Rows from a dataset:
+ + + +

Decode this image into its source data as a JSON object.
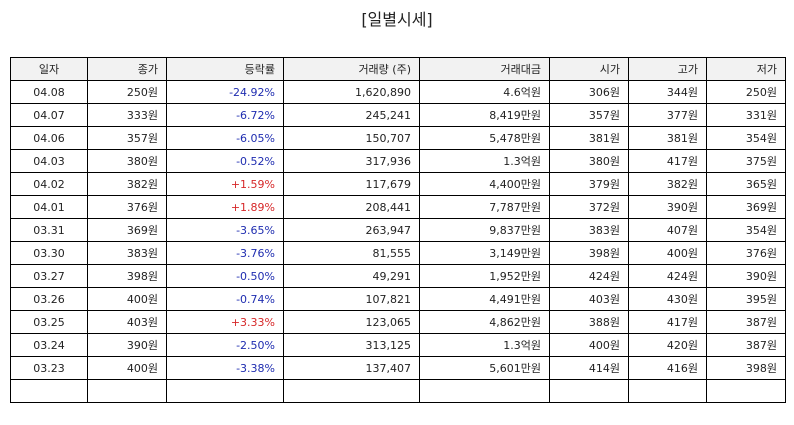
{
  "page_title": "[일별시세]",
  "columns": [
    "일자",
    "종가",
    "등락률",
    "거래량 (주)",
    "거래대금",
    "시가",
    "고가",
    "저가"
  ],
  "rows": [
    {
      "date": "04.08",
      "close": "250원",
      "change": "-24.92%",
      "volume": "1,620,890",
      "amount": "4.6억원",
      "open": "306원",
      "high": "344원",
      "low": "250원"
    },
    {
      "date": "04.07",
      "close": "333원",
      "change": "-6.72%",
      "volume": "245,241",
      "amount": "8,419만원",
      "open": "357원",
      "high": "377원",
      "low": "331원"
    },
    {
      "date": "04.06",
      "close": "357원",
      "change": "-6.05%",
      "volume": "150,707",
      "amount": "5,478만원",
      "open": "381원",
      "high": "381원",
      "low": "354원"
    },
    {
      "date": "04.03",
      "close": "380원",
      "change": "-0.52%",
      "volume": "317,936",
      "amount": "1.3억원",
      "open": "380원",
      "high": "417원",
      "low": "375원"
    },
    {
      "date": "04.02",
      "close": "382원",
      "change": "+1.59%",
      "volume": "117,679",
      "amount": "4,400만원",
      "open": "379원",
      "high": "382원",
      "low": "365원"
    },
    {
      "date": "04.01",
      "close": "376원",
      "change": "+1.89%",
      "volume": "208,441",
      "amount": "7,787만원",
      "open": "372원",
      "high": "390원",
      "low": "369원"
    },
    {
      "date": "03.31",
      "close": "369원",
      "change": "-3.65%",
      "volume": "263,947",
      "amount": "9,837만원",
      "open": "383원",
      "high": "407원",
      "low": "354원"
    },
    {
      "date": "03.30",
      "close": "383원",
      "change": "-3.76%",
      "volume": "81,555",
      "amount": "3,149만원",
      "open": "398원",
      "high": "400원",
      "low": "376원"
    },
    {
      "date": "03.27",
      "close": "398원",
      "change": "-0.50%",
      "volume": "49,291",
      "amount": "1,952만원",
      "open": "424원",
      "high": "424원",
      "low": "390원"
    },
    {
      "date": "03.26",
      "close": "400원",
      "change": "-0.74%",
      "volume": "107,821",
      "amount": "4,491만원",
      "open": "403원",
      "high": "430원",
      "low": "395원"
    },
    {
      "date": "03.25",
      "close": "403원",
      "change": "+3.33%",
      "volume": "123,065",
      "amount": "4,862만원",
      "open": "388원",
      "high": "417원",
      "low": "387원"
    },
    {
      "date": "03.24",
      "close": "390원",
      "change": "-2.50%",
      "volume": "313,125",
      "amount": "1.3억원",
      "open": "400원",
      "high": "420원",
      "low": "387원"
    },
    {
      "date": "03.23",
      "close": "400원",
      "change": "-3.38%",
      "volume": "137,407",
      "amount": "5,601만원",
      "open": "414원",
      "high": "416원",
      "low": "398원"
    }
  ],
  "colors": {
    "rise": "#d62728",
    "fall": "#1f2db0",
    "header_bg": "#f2f2f2"
  }
}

+ + + +

Every record is to be reproduced exactly, with no pictures included.

• **FINISHED TASK**:
Decode this image into its source data as a JSON object.
{
  "page_title": "[일별시세]",
  "columns": [
    "일자",
    "종가",
    "등락률",
    "거래량 (주)",
    "거래대금",
    "시가",
    "고가",
    "저가"
  ],
  "rows": [
    {
      "date": "04.08",
      "close": "250원",
      "change": "-24.92%",
      "volume": "1,620,890",
      "amount": "4.6억원",
      "open": "306원",
      "high": "344원",
      "low": "250원"
    },
    {
      "date": "04.07",
      "close": "333원",
      "change": "-6.72%",
      "volume": "245,241",
      "amount": "8,419만원",
      "open": "357원",
      "high": "377원",
      "low": "331원"
    },
    {
      "date": "04.06",
      "close": "357원",
      "change": "-6.05%",
      "volume": "150,707",
      "amount": "5,478만원",
      "open": "381원",
      "high": "381원",
      "low": "354원"
    },
    {
      "date": "04.03",
      "close": "380원",
      "change": "-0.52%",
      "volume": "317,936",
      "amount": "1.3억원",
      "open": "380원",
      "high": "417원",
      "low": "375원"
    },
    {
      "date": "04.02",
      "close": "382원",
      "change": "+1.59%",
      "volume": "117,679",
      "amount": "4,400만원",
      "open": "379원",
      "high": "382원",
      "low": "365원"
    },
    {
      "date": "04.01",
      "close": "376원",
      "change": "+1.89%",
      "volume": "208,441",
      "amount": "7,787만원",
      "open": "372원",
      "high": "390원",
      "low": "369원"
    },
    {
      "date": "03.31",
      "close": "369원",
      "change": "-3.65%",
      "volume": "263,947",
      "amount": "9,837만원",
      "open": "383원",
      "high": "407원",
      "low": "354원"
    },
    {
      "date": "03.30",
      "close": "383원",
      "change": "-3.76%",
      "volume": "81,555",
      "amount": "3,149만원",
      "open": "398원",
      "high": "400원",
      "low": "376원"
    },
    {
      "date": "03.27",
      "close": "398원",
      "change": "-0.50%",
      "volume": "49,291",
      "amount": "1,952만원",
      "open": "424원",
      "high": "424원",
      "low": "390원"
    },
    {
      "date": "03.26",
      "close": "400원",
      "change": "-0.74%",
      "volume": "107,821",
      "amount": "4,491만원",
      "open": "403원",
      "high": "430원",
      "low": "395원"
    },
    {
      "date": "03.25",
      "close": "403원",
      "change": "+3.33%",
      "volume": "123,065",
      "amount": "4,862만원",
      "open": "388원",
      "high": "417원",
      "low": "387원"
    },
    {
      "date": "03.24",
      "close": "390원",
      "change": "-2.50%",
      "volume": "313,125",
      "amount": "1.3억원",
      "open": "400원",
      "high": "420원",
      "low": "387원"
    },
    {
      "date": "03.23",
      "close": "400원",
      "change": "-3.38%",
      "volume": "137,407",
      "amount": "5,601만원",
      "open": "414원",
      "high": "416원",
      "low": "398원"
    }
  ],
  "colors": {
    "rise": "#d62728",
    "fall": "#1f2db0",
    "header_bg": "#f2f2f2"
  }
}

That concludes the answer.